#### Written problem:
Using the listing below, select the lines with the word "الخطاب" and copy them.

-----

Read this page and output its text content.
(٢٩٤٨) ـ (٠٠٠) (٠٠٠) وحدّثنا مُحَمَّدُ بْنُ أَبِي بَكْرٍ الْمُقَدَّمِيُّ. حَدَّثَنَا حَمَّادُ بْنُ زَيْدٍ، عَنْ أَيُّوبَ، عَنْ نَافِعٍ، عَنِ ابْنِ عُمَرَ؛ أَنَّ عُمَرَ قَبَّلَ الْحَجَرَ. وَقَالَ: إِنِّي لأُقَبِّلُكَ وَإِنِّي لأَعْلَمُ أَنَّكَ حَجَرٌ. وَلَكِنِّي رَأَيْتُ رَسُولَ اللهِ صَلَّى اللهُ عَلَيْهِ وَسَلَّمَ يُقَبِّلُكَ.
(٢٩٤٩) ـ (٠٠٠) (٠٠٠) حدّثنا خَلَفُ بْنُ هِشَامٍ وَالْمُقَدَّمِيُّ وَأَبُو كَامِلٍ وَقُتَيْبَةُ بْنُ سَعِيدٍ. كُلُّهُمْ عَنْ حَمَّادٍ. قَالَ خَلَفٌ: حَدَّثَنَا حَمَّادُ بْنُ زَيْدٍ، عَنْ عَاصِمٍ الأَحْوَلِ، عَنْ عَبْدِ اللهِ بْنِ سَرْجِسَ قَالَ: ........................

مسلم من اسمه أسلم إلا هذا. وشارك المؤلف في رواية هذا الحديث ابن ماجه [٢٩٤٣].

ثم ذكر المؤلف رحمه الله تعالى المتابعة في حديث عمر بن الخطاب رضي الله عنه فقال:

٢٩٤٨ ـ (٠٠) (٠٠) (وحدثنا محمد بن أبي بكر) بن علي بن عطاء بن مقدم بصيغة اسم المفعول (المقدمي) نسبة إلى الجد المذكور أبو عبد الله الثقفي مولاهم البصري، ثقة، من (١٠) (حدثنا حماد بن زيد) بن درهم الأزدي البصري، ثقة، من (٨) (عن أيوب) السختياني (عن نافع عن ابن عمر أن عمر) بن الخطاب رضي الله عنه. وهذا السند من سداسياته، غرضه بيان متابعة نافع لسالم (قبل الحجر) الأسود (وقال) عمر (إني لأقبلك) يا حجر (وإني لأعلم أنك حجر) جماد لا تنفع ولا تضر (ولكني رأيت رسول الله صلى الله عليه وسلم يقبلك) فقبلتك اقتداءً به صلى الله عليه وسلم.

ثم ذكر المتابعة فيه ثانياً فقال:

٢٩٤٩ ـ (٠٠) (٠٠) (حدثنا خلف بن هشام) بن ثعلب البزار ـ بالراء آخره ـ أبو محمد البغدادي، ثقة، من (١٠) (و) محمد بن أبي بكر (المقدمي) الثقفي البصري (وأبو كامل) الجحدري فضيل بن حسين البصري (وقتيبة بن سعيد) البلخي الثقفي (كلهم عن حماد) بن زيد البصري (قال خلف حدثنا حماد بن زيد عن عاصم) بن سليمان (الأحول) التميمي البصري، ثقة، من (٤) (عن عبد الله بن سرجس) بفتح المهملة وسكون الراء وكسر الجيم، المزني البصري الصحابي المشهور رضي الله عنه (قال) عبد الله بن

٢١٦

-----

#### Answer to this exercise:
ثم ذكر المؤلف رحمه الله تعالى المتابعة في حديث عمر بن الخطاب رضي الله عنه فقال:
٢٩٤٨ ـ (٠٠) (٠٠) (وحدثنا محمد بن أبي بكر) بن علي بن عطاء بن مقدم بصيغة اسم المفعول (المقدمي) نسبة إلى الجد المذكور أبو عبد الله الثقفي مولاهم البصري، ثقة، من (١٠) (حدثنا حماد بن زيد) بن درهم الأزدي البصري، ثقة، من (٨) (عن أيوب) السختياني (عن نافع عن ابن عمر أن عمر) بن الخطاب رضي الله عنه. وهذا السند من سداسياته، غرضه بيان متابعة نافع لسالم (قبل الحجر) الأسود (وقال) عمر (إني لأقبلك) يا حجر (وإني لأعلم أنك حجر) جماد لا تنفع ولا تضر (ولكني رأيت رسول الله صلى الله عليه وسلم يقبلك) فقبلتك اقتداءً به صلى الله عليه وسلم.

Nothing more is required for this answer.